** START Records for this exercise **

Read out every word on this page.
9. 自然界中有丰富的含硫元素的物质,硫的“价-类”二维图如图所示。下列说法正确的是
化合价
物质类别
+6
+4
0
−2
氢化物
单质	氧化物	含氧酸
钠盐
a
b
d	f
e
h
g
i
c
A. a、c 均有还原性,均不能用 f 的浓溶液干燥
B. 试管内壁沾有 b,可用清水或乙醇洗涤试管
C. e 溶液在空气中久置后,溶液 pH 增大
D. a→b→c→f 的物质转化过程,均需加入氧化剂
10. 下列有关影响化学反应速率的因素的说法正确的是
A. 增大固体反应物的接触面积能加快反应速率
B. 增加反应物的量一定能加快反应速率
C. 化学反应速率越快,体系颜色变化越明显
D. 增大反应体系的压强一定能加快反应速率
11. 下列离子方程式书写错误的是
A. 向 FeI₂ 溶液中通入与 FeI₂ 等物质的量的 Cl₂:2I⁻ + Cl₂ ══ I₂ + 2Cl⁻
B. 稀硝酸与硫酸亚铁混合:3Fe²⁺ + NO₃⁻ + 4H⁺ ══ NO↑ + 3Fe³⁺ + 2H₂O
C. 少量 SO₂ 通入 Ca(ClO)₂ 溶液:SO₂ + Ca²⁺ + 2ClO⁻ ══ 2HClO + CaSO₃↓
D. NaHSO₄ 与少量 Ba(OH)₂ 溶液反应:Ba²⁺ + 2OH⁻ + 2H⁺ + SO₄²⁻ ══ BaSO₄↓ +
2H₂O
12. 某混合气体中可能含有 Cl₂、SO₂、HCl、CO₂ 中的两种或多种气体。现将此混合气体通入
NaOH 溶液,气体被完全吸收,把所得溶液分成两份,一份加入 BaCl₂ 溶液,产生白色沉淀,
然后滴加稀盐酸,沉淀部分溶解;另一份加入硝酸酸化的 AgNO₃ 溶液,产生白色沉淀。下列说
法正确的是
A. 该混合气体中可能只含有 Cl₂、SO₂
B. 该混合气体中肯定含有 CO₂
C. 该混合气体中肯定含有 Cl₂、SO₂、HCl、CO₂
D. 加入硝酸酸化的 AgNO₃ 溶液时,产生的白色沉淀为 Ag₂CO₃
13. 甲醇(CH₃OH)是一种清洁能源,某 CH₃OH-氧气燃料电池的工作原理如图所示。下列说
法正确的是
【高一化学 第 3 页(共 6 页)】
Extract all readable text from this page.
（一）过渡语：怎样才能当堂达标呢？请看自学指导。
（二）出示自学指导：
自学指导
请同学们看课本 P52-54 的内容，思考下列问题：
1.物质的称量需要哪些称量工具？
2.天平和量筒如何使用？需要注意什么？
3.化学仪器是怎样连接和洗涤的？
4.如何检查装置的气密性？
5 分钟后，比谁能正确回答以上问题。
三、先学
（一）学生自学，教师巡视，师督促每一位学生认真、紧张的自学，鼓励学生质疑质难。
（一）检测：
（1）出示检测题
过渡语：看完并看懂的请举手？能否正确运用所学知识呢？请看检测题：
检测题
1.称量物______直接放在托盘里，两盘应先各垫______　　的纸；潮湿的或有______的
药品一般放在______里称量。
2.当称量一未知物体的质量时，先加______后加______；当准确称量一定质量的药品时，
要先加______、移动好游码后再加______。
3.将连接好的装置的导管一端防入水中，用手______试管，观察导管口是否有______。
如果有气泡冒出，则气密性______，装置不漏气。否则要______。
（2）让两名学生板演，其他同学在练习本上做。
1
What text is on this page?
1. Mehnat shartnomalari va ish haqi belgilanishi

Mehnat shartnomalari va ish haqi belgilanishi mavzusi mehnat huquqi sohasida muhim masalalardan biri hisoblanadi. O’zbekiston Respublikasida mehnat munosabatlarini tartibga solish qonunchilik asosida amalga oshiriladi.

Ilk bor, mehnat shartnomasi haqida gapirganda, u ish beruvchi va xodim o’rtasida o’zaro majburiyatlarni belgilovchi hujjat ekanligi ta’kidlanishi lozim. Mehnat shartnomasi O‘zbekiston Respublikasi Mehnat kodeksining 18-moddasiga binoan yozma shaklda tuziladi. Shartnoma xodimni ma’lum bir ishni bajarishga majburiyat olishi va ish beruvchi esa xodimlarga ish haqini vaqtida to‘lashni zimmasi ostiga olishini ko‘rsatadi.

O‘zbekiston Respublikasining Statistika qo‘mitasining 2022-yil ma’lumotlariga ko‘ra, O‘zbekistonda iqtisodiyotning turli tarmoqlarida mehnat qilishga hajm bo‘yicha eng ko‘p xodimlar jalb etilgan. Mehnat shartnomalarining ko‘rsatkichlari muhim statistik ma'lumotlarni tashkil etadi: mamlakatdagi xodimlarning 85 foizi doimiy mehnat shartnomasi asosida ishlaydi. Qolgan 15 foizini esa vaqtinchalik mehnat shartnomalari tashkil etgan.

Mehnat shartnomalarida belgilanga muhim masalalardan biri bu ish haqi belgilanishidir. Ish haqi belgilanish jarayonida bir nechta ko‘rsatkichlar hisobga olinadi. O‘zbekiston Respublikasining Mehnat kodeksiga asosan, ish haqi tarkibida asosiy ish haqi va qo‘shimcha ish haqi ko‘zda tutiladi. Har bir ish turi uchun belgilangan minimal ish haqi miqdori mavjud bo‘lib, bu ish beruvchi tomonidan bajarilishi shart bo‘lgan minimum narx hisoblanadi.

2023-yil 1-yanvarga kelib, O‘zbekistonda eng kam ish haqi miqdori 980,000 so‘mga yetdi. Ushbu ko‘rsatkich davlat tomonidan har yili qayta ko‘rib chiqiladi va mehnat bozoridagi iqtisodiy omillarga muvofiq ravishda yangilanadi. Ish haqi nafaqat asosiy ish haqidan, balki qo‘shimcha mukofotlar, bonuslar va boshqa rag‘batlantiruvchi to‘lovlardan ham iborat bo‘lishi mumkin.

** END Records for this exercise **

**Work to do:**
Identify how many lines in the entries above contain the word "Respublikasining" and provide only that figure.

**Response:**
2